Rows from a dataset
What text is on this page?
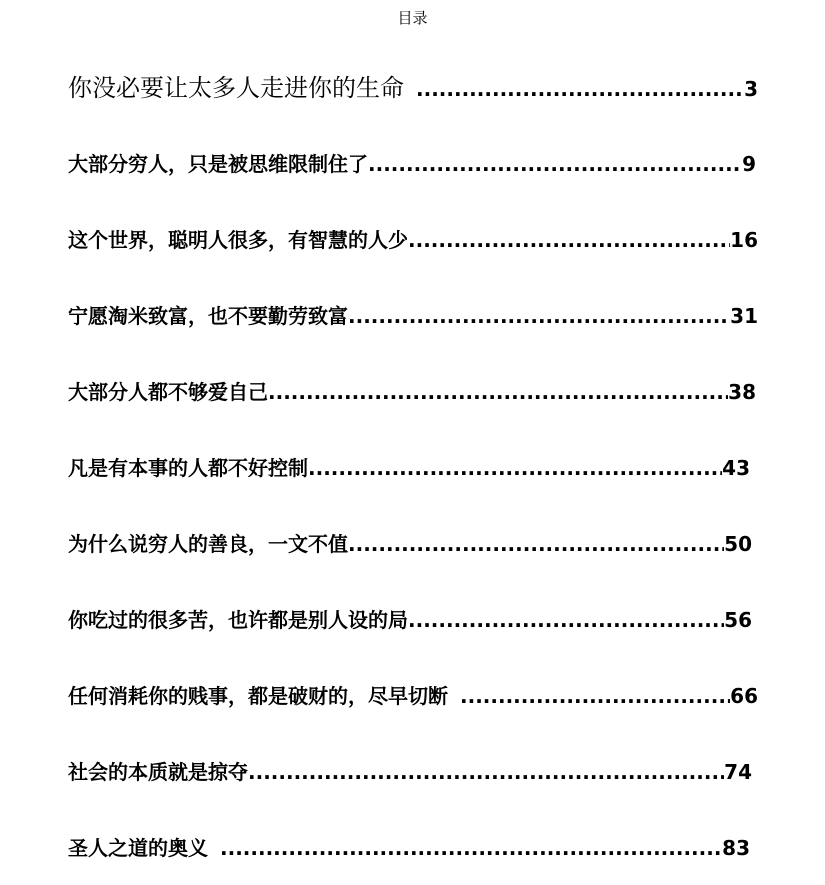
目录
你没必要让太多人走进你的生命 .....	3
大部分穷人，只是被思维限制住了 .....	9
这个世界，聪明人很多，有智慧的人少 .....	16
宁愿淘米致富，也不要勤劳致富 .....	31
大部分人都不够爱自己 .....	38
凡是有本事的人都不好控制 .....	43
为什么说穷人的善良，一文不值 .....	50
你吃过的很多苦，也许都是别人设的局 .....	56
任何消耗你的贱事，都是破财的，尽早切断 .....	66
社会的本质就是掠夺 .....	74
圣人之道的奥义 .....	83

**PROBLEM STATEMENT**
Go through the listing above and write it out again exactly, dropping the pictures.

**EXPECTED ANSWER**
What text is on this page?
目录
你没必要让太多人走进你的生命 .....	3
大部分穷人，只是被思维限制住了 .....	9
这个世界，聪明人很多，有智慧的人少 .....	16
宁愿淘米致富，也不要勤劳致富 .....	31
大部分人都不够爱自己 .....	38
凡是有本事的人都不好控制 .....	43
为什么说穷人的善良，一文不值 .....	50
你吃过的很多苦，也许都是别人设的局 .....	56
任何消耗你的贱事，都是破财的，尽早切断 .....	66
社会的本质就是掠夺 .....	74
圣人之道的奥义 .....	83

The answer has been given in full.